> SHORT PROBLEM
Beginning with the line that holds "Give me a plain-text", set down each line of the data below through the very last, exactly as given, and nothing beyond that.

## BEGIN RECORDS PROVIDED

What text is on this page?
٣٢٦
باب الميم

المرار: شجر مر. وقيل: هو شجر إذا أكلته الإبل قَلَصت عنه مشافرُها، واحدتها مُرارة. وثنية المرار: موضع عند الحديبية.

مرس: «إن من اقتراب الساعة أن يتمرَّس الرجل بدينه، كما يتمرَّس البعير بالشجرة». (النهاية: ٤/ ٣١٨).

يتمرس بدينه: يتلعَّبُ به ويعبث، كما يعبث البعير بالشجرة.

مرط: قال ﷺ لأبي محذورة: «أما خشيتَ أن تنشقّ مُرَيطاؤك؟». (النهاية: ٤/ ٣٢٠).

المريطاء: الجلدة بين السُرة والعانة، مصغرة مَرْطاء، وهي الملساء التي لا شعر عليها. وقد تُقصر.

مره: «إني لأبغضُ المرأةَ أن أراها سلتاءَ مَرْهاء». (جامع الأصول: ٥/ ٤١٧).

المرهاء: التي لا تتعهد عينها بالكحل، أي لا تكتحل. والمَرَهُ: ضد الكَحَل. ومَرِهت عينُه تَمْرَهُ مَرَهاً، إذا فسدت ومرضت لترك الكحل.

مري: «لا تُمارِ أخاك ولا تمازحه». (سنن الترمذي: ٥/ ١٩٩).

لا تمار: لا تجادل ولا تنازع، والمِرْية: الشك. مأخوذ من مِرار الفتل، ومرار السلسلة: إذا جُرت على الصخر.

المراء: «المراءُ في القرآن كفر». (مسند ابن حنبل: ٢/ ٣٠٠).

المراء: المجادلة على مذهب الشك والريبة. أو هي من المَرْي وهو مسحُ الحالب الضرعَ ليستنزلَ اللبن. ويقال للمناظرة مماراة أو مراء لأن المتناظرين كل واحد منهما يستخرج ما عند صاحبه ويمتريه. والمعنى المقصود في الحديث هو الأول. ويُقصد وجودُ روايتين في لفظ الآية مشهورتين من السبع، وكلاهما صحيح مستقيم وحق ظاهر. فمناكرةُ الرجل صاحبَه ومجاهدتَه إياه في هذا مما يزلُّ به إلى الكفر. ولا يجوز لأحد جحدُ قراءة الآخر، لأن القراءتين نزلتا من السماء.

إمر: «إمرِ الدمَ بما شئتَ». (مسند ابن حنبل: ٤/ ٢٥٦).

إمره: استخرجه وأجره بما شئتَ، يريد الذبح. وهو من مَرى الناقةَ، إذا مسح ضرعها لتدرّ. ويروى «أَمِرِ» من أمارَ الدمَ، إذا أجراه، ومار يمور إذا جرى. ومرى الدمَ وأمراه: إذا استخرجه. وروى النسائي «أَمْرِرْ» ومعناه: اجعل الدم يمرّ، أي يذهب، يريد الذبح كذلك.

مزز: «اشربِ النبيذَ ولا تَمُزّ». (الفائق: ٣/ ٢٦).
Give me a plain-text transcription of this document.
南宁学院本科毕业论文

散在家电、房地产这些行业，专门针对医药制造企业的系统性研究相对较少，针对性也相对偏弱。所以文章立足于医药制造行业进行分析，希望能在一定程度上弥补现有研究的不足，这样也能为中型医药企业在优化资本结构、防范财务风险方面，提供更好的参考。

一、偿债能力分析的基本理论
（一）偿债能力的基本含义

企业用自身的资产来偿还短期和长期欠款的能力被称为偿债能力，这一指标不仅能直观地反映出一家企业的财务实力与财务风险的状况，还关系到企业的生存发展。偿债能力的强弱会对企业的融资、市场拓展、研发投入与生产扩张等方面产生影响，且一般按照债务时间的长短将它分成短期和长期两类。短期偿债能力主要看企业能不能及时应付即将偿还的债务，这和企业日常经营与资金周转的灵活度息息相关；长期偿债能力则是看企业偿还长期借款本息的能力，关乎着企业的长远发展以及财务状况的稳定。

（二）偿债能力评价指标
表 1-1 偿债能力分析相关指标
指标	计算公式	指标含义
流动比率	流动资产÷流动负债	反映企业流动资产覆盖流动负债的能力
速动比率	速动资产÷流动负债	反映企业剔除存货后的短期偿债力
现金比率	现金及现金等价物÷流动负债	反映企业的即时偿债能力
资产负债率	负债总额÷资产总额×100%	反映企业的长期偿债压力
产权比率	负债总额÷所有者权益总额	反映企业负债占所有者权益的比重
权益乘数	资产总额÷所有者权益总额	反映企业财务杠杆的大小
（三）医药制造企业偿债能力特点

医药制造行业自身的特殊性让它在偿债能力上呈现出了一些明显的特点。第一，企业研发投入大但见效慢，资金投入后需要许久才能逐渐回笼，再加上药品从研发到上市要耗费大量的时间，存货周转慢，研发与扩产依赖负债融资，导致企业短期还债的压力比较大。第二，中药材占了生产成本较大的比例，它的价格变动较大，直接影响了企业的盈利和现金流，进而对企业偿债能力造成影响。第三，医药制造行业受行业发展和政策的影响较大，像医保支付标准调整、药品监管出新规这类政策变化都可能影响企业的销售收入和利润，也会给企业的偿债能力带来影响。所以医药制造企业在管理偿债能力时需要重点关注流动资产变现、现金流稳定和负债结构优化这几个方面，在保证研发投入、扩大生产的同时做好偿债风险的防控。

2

## END RECORDS PROVIDED

> COMPLETE OUTPUT
Give me a plain-text transcription of this document.
南宁学院本科毕业论文

散在家电、房地产这些行业，专门针对医药制造企业的系统性研究相对较少，针对性也相对偏弱。所以文章立足于医药制造行业进行分析，希望能在一定程度上弥补现有研究的不足，这样也能为中型医药企业在优化资本结构、防范财务风险方面，提供更好的参考。

一、偿债能力分析的基本理论
（一）偿债能力的基本含义

企业用自身的资产来偿还短期和长期欠款的能力被称为偿债能力，这一指标不仅能直观地反映出一家企业的财务实力与财务风险的状况，还关系到企业的生存发展。偿债能力的强弱会对企业的融资、市场拓展、研发投入与生产扩张等方面产生影响，且一般按照债务时间的长短将它分成短期和长期两类。短期偿债能力主要看企业能不能及时应付即将偿还的债务，这和企业日常经营与资金周转的灵活度息息相关；长期偿债能力则是看企业偿还长期借款本息的能力，关乎着企业的长远发展以及财务状况的稳定。

（二）偿债能力评价指标
表 1-1 偿债能力分析相关指标
指标	计算公式	指标含义
流动比率	流动资产÷流动负债	反映企业流动资产覆盖流动负债的能力
速动比率	速动资产÷流动负债	反映企业剔除存货后的短期偿债力
现金比率	现金及现金等价物÷流动负债	反映企业的即时偿债能力
资产负债率	负债总额÷资产总额×100%	反映企业的长期偿债压力
产权比率	负债总额÷所有者权益总额	反映企业负债占所有者权益的比重
权益乘数	资产总额÷所有者权益总额	反映企业财务杠杆的大小
（三）医药制造企业偿债能力特点

医药制造行业自身的特殊性让它在偿债能力上呈现出了一些明显的特点。第一，企业研发投入大但见效慢，资金投入后需要许久才能逐渐回笼，再加上药品从研发到上市要耗费大量的时间，存货周转慢，研发与扩产依赖负债融资，导致企业短期还债的压力比较大。第二，中药材占了生产成本较大的比例，它的价格变动较大，直接影响了企业的盈利和现金流，进而对企业偿债能力造成影响。第三，医药制造行业受行业发展和政策的影响较大，像医保支付标准调整、药品监管出新规这类政策变化都可能影响企业的销售收入和利润，也会给企业的偿债能力带来影响。所以医药制造企业在管理偿债能力时需要重点关注流动资产变现、现金流稳定和负债结构优化这几个方面，在保证研发投入、扩大生产的同时做好偿债风险的防控。

2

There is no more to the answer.